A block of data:
╔══

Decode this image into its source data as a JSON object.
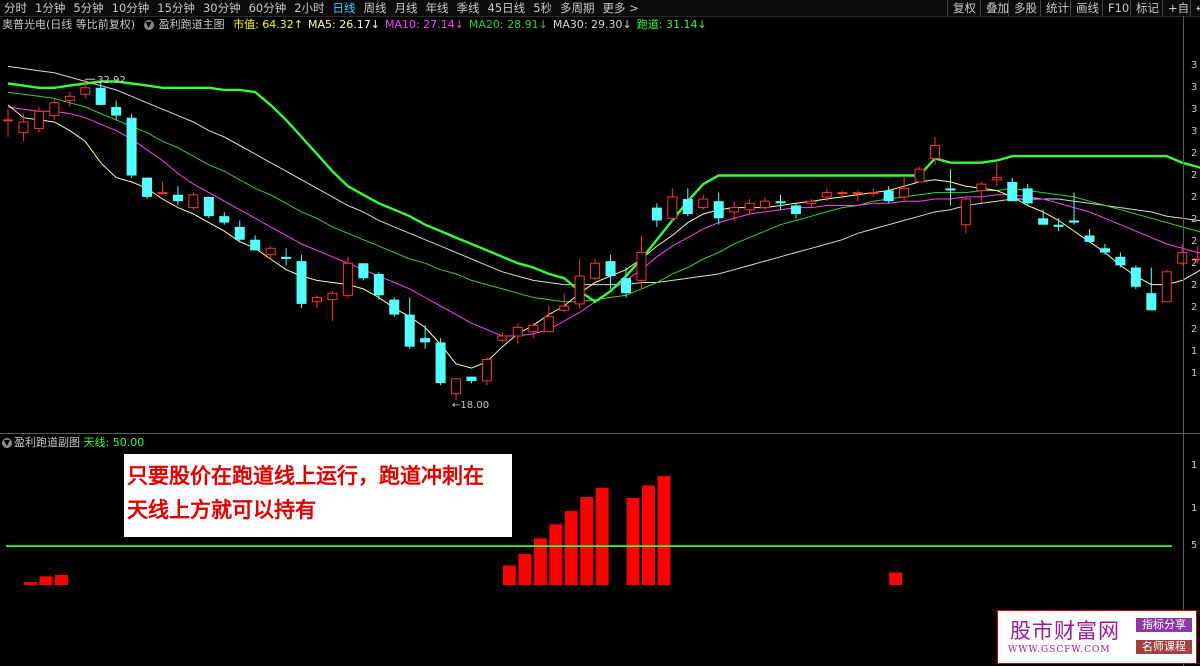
{
  "periods": [
    "分时",
    "1分钟",
    "5分钟",
    "10分钟",
    "15分钟",
    "30分钟",
    "60分钟",
    "2小时",
    "日线",
    "周线",
    "月线",
    "年线",
    "季线",
    "45日线",
    "5秒",
    "多周期",
    "更多 >"
  ],
  "active_period": "日线",
  "toolbar": [
    "复权",
    "叠加",
    "多股",
    "统计",
    "画线",
    "F10",
    "标记",
    "+自选",
    "↩"
  ],
  "main_legend": {
    "stock": "奥普光电(日线 等比前复权)",
    "indicator": "盈利跑道主图",
    "items": [
      {
        "label": "市值: 64.32↑",
        "color": "#ffff00"
      },
      {
        "label": "MA5: 26.17↓",
        "color": "#ffff9a"
      },
      {
        "label": "MA10: 27.14↓",
        "color": "#ff40ff"
      },
      {
        "label": "MA20: 28.91↓",
        "color": "#2ed22e"
      },
      {
        "label": "MA30: 29.30↓",
        "color": "#d8d8d8"
      },
      {
        "label": "跑道: 31.14↓",
        "color": "#33ff33"
      }
    ]
  },
  "sub_legend": {
    "indicator": "盈利跑道副图",
    "value": "天线: 50.00",
    "value_color": "#33ff33"
  },
  "price_labels": {
    "high": "32.92",
    "low": "18.00"
  },
  "y_ticks_main": [
    "3",
    "3",
    "3",
    "3",
    "2",
    "2",
    "2",
    "2",
    "2",
    "2",
    "2",
    "2",
    "2",
    "1",
    "1"
  ],
  "y_ticks_sub": [
    "1",
    "1",
    "5"
  ],
  "annotation": {
    "line1": "只要股价在跑道线上运行，跑道冲刺在",
    "line2": "天线上方就可以持有"
  },
  "watermark": {
    "main": "股市财富网",
    "url": "WWW.GSCFW.COM",
    "tag1": "指标分享",
    "tag2": "名师课程"
  },
  "colors": {
    "up": "#ff3232",
    "down": "#54ffff",
    "runway": "#33ff33",
    "ma5": "#ffff9a",
    "ma10": "#ff40ff",
    "ma20": "#2ed22e",
    "ma30": "#d8d8d8",
    "sub_bar": "#ff0000",
    "antenna": "#33ff33"
  },
  "chart_data": {
    "type": "candlestick",
    "candles": [
      [
        31.0,
        31.5,
        30.2,
        31.0
      ],
      [
        30.4,
        31.3,
        30.0,
        30.9
      ],
      [
        30.6,
        31.6,
        30.4,
        31.4
      ],
      [
        31.2,
        32.0,
        31.0,
        31.8
      ],
      [
        31.9,
        32.3,
        31.6,
        32.1
      ],
      [
        32.2,
        32.9,
        32.0,
        32.5
      ],
      [
        32.5,
        32.8,
        31.7,
        31.7
      ],
      [
        31.6,
        31.9,
        31.0,
        31.2
      ],
      [
        31.1,
        31.3,
        28.3,
        28.4
      ],
      [
        28.3,
        28.3,
        27.3,
        27.4
      ],
      [
        27.6,
        28.1,
        27.5,
        27.6
      ],
      [
        27.5,
        27.9,
        27.0,
        27.2
      ],
      [
        26.9,
        27.6,
        26.8,
        27.5
      ],
      [
        27.4,
        27.4,
        26.4,
        26.5
      ],
      [
        26.5,
        26.7,
        26.1,
        26.2
      ],
      [
        26.0,
        26.3,
        25.3,
        25.4
      ],
      [
        25.4,
        25.6,
        24.9,
        24.9
      ],
      [
        24.7,
        25.1,
        24.5,
        25.0
      ],
      [
        24.6,
        25.0,
        24.2,
        24.5
      ],
      [
        24.4,
        24.7,
        22.2,
        22.4
      ],
      [
        22.5,
        22.8,
        22.2,
        22.7
      ],
      [
        22.6,
        23.0,
        21.6,
        22.9
      ],
      [
        22.8,
        24.6,
        22.7,
        24.3
      ],
      [
        24.3,
        24.3,
        23.5,
        23.6
      ],
      [
        23.8,
        23.9,
        22.6,
        22.8
      ],
      [
        22.6,
        22.7,
        21.8,
        21.9
      ],
      [
        21.9,
        22.7,
        20.3,
        20.4
      ],
      [
        20.8,
        21.4,
        20.3,
        20.6
      ],
      [
        20.6,
        20.8,
        18.6,
        18.7
      ],
      [
        18.2,
        18.9,
        17.9,
        18.9
      ],
      [
        19.0,
        19.0,
        18.7,
        18.8
      ],
      [
        18.8,
        19.9,
        18.6,
        19.8
      ],
      [
        20.7,
        21.1,
        20.6,
        20.9
      ],
      [
        20.9,
        21.5,
        20.5,
        21.3
      ],
      [
        21.1,
        21.5,
        20.8,
        21.4
      ],
      [
        21.1,
        22.3,
        21.1,
        21.8
      ],
      [
        22.1,
        22.9,
        22.0,
        22.3
      ],
      [
        22.4,
        24.5,
        22.2,
        23.7
      ],
      [
        23.6,
        24.5,
        23.5,
        24.3
      ],
      [
        24.4,
        24.7,
        23.1,
        23.7
      ],
      [
        23.6,
        24.1,
        22.7,
        22.9
      ],
      [
        23.5,
        25.6,
        23.1,
        24.8
      ],
      [
        26.9,
        27.1,
        26.0,
        26.3
      ],
      [
        26.4,
        27.8,
        26.2,
        27.4
      ],
      [
        27.3,
        27.8,
        26.5,
        26.6
      ],
      [
        26.9,
        27.5,
        26.8,
        27.3
      ],
      [
        27.2,
        27.6,
        26.1,
        26.4
      ],
      [
        26.7,
        27.2,
        26.3,
        26.9
      ],
      [
        26.8,
        27.3,
        26.6,
        27.1
      ],
      [
        26.9,
        27.4,
        26.8,
        27.2
      ],
      [
        27.2,
        27.5,
        26.8,
        27.1
      ],
      [
        27.0,
        27.1,
        26.4,
        26.6
      ],
      [
        27.1,
        27.3,
        26.9,
        27.2
      ],
      [
        27.4,
        27.8,
        27.2,
        27.6
      ],
      [
        27.6,
        27.7,
        27.3,
        27.6
      ],
      [
        27.6,
        27.7,
        27.2,
        27.6
      ],
      [
        27.6,
        27.8,
        27.4,
        27.6
      ],
      [
        27.7,
        27.9,
        27.1,
        27.2
      ],
      [
        27.4,
        28.4,
        27.2,
        27.8
      ],
      [
        28.1,
        28.8,
        28.1,
        28.7
      ],
      [
        29.2,
        30.2,
        28.9,
        29.8
      ],
      [
        27.8,
        28.7,
        27.0,
        27.7
      ],
      [
        26.1,
        27.4,
        25.7,
        27.3
      ],
      [
        27.7,
        28.1,
        27.1,
        28.0
      ],
      [
        28.2,
        29.0,
        27.9,
        28.3
      ],
      [
        28.1,
        28.3,
        27.2,
        27.2
      ],
      [
        27.8,
        28.0,
        27.0,
        27.1
      ],
      [
        26.4,
        26.8,
        26.1,
        26.1
      ],
      [
        26.1,
        26.4,
        25.8,
        26.0
      ],
      [
        26.3,
        27.6,
        26.1,
        26.2
      ],
      [
        25.6,
        25.9,
        25.3,
        25.3
      ],
      [
        25.0,
        25.2,
        24.7,
        24.8
      ],
      [
        24.6,
        24.8,
        24.1,
        24.2
      ],
      [
        24.1,
        24.2,
        23.1,
        23.2
      ],
      [
        22.9,
        24.1,
        22.1,
        22.1
      ],
      [
        22.5,
        24.0,
        22.5,
        23.9
      ],
      [
        24.3,
        25.2,
        24.2,
        24.8
      ],
      [
        24.5,
        25.1,
        24.3,
        24.5
      ],
      [
        24.3,
        25.1,
        24.3,
        24.9
      ]
    ],
    "ma5": [
      31.7,
      31.1,
      31.0,
      30.9,
      30.5,
      30.0,
      29.0,
      28.3,
      28.1,
      27.8,
      27.3,
      26.9,
      26.6,
      26.2,
      25.8,
      25.3,
      25.0,
      24.5,
      24.0,
      23.7,
      23.5,
      23.4,
      23.3,
      23.1,
      22.7,
      22.2,
      21.8,
      21.3,
      20.5,
      19.6,
      19.4,
      19.7,
      20.4,
      21.0,
      21.4,
      21.9,
      22.3,
      22.9,
      23.4,
      23.7,
      24.0,
      24.5,
      25.1,
      25.6,
      26.2,
      26.6,
      26.8,
      26.9,
      26.9,
      26.9,
      27.0,
      27.1,
      27.2,
      27.3,
      27.4,
      27.5,
      27.6,
      27.7,
      27.9,
      28.1,
      28.2,
      28.1,
      27.9,
      27.8,
      27.7,
      27.4,
      27.0,
      26.7,
      26.3,
      25.8,
      25.3,
      24.8,
      24.2,
      23.7,
      23.3,
      23.3,
      23.5,
      23.9,
      24.4
    ],
    "ma10": [
      31.6,
      31.5,
      31.4,
      31.4,
      31.3,
      31.1,
      30.8,
      30.5,
      30.1,
      29.6,
      29.1,
      28.5,
      28.0,
      27.6,
      27.2,
      26.8,
      26.4,
      26.0,
      25.6,
      25.2,
      24.9,
      24.6,
      24.3,
      24.0,
      23.7,
      23.4,
      23.1,
      22.7,
      22.3,
      21.9,
      21.5,
      21.2,
      20.9,
      20.9,
      21.0,
      21.2,
      21.6,
      22.0,
      22.5,
      23.0,
      23.5,
      24.0,
      24.6,
      25.1,
      25.5,
      25.9,
      26.2,
      26.4,
      26.6,
      26.7,
      26.8,
      26.9,
      26.9,
      27.0,
      27.0,
      27.0,
      27.1,
      27.1,
      27.2,
      27.2,
      27.3,
      27.3,
      27.4,
      27.4,
      27.5,
      27.5,
      27.4,
      27.3,
      27.1,
      26.9,
      26.7,
      26.4,
      26.1,
      25.8,
      25.5,
      25.2,
      25.0,
      24.8,
      24.6
    ],
    "ma20": [
      32.3,
      32.2,
      32.1,
      32.0,
      31.8,
      31.6,
      31.3,
      31.0,
      30.7,
      30.4,
      30.0,
      29.7,
      29.3,
      28.9,
      28.6,
      28.2,
      27.8,
      27.5,
      27.1,
      26.7,
      26.4,
      26.0,
      25.7,
      25.4,
      25.1,
      24.8,
      24.5,
      24.3,
      24.0,
      23.8,
      23.5,
      23.3,
      23.1,
      22.9,
      22.7,
      22.6,
      22.5,
      22.5,
      22.6,
      22.7,
      22.8,
      23.1,
      23.4,
      23.8,
      24.1,
      24.5,
      24.8,
      25.2,
      25.5,
      25.8,
      26.1,
      26.3,
      26.5,
      26.7,
      26.9,
      27.0,
      27.2,
      27.3,
      27.4,
      27.5,
      27.6,
      27.6,
      27.6,
      27.7,
      27.7,
      27.8,
      27.7,
      27.6,
      27.5,
      27.4,
      27.2,
      27.0,
      26.8,
      26.6,
      26.4,
      26.2,
      26.0,
      25.8,
      25.6
    ],
    "ma30": [
      33.5,
      33.4,
      33.3,
      33.2,
      33.0,
      32.8,
      32.6,
      32.4,
      32.1,
      31.8,
      31.5,
      31.2,
      30.9,
      30.5,
      30.2,
      29.8,
      29.4,
      29.0,
      28.6,
      28.2,
      27.8,
      27.4,
      27.0,
      26.7,
      26.3,
      26.0,
      25.7,
      25.4,
      25.1,
      24.8,
      24.5,
      24.2,
      23.9,
      23.7,
      23.5,
      23.4,
      23.3,
      23.3,
      23.3,
      23.3,
      23.3,
      23.4,
      23.4,
      23.5,
      23.6,
      23.7,
      23.8,
      24.0,
      24.2,
      24.4,
      24.6,
      24.8,
      25.0,
      25.2,
      25.4,
      25.7,
      25.9,
      26.1,
      26.3,
      26.5,
      26.7,
      26.8,
      27.0,
      27.1,
      27.2,
      27.3,
      27.3,
      27.3,
      27.3,
      27.2,
      27.1,
      27.0,
      26.9,
      26.8,
      26.7,
      26.5,
      26.4,
      26.3,
      26.2
    ],
    "runway": [
      32.7,
      32.6,
      32.5,
      32.5,
      32.6,
      32.7,
      32.8,
      32.8,
      32.7,
      32.6,
      32.5,
      32.5,
      32.5,
      32.5,
      32.4,
      32.4,
      32.3,
      31.7,
      31.0,
      30.2,
      29.4,
      28.6,
      27.9,
      27.5,
      27.1,
      26.8,
      26.5,
      26.1,
      25.8,
      25.5,
      25.2,
      24.9,
      24.6,
      24.3,
      24.1,
      23.8,
      23.6,
      23.0,
      22.5,
      23.0,
      23.7,
      24.5,
      25.4,
      26.3,
      27.2,
      28.0,
      28.4,
      28.4,
      28.4,
      28.4,
      28.4,
      28.4,
      28.4,
      28.4,
      28.4,
      28.4,
      28.4,
      28.4,
      28.4,
      28.4,
      29.2,
      29.0,
      29.0,
      29.0,
      29.1,
      29.3,
      29.3,
      29.3,
      29.3,
      29.3,
      29.3,
      29.3,
      29.3,
      29.3,
      29.3,
      29.3,
      29.0,
      28.8,
      28.6
    ],
    "ylim": [
      16.6,
      35.2
    ],
    "sub_bars": [
      [
        1,
        4
      ],
      [
        2,
        11
      ],
      [
        3,
        13
      ],
      [
        32,
        25
      ],
      [
        33,
        40
      ],
      [
        34,
        60
      ],
      [
        35,
        78
      ],
      [
        36,
        95
      ],
      [
        37,
        113
      ],
      [
        38,
        125
      ],
      [
        40,
        112
      ],
      [
        41,
        128
      ],
      [
        42,
        140
      ],
      [
        57,
        16
      ]
    ],
    "antenna": 50,
    "sub_ylim": [
      0,
      180
    ]
  }
}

╚══

■ EXERCISE AIM ■
From the listing above, copy out each line where the word "indicator" appears.

■ OUTPUT FOR THIS EXERCISE ■
    "indicator": "盈利跑道主图",
    "indicator": "盈利跑道副图",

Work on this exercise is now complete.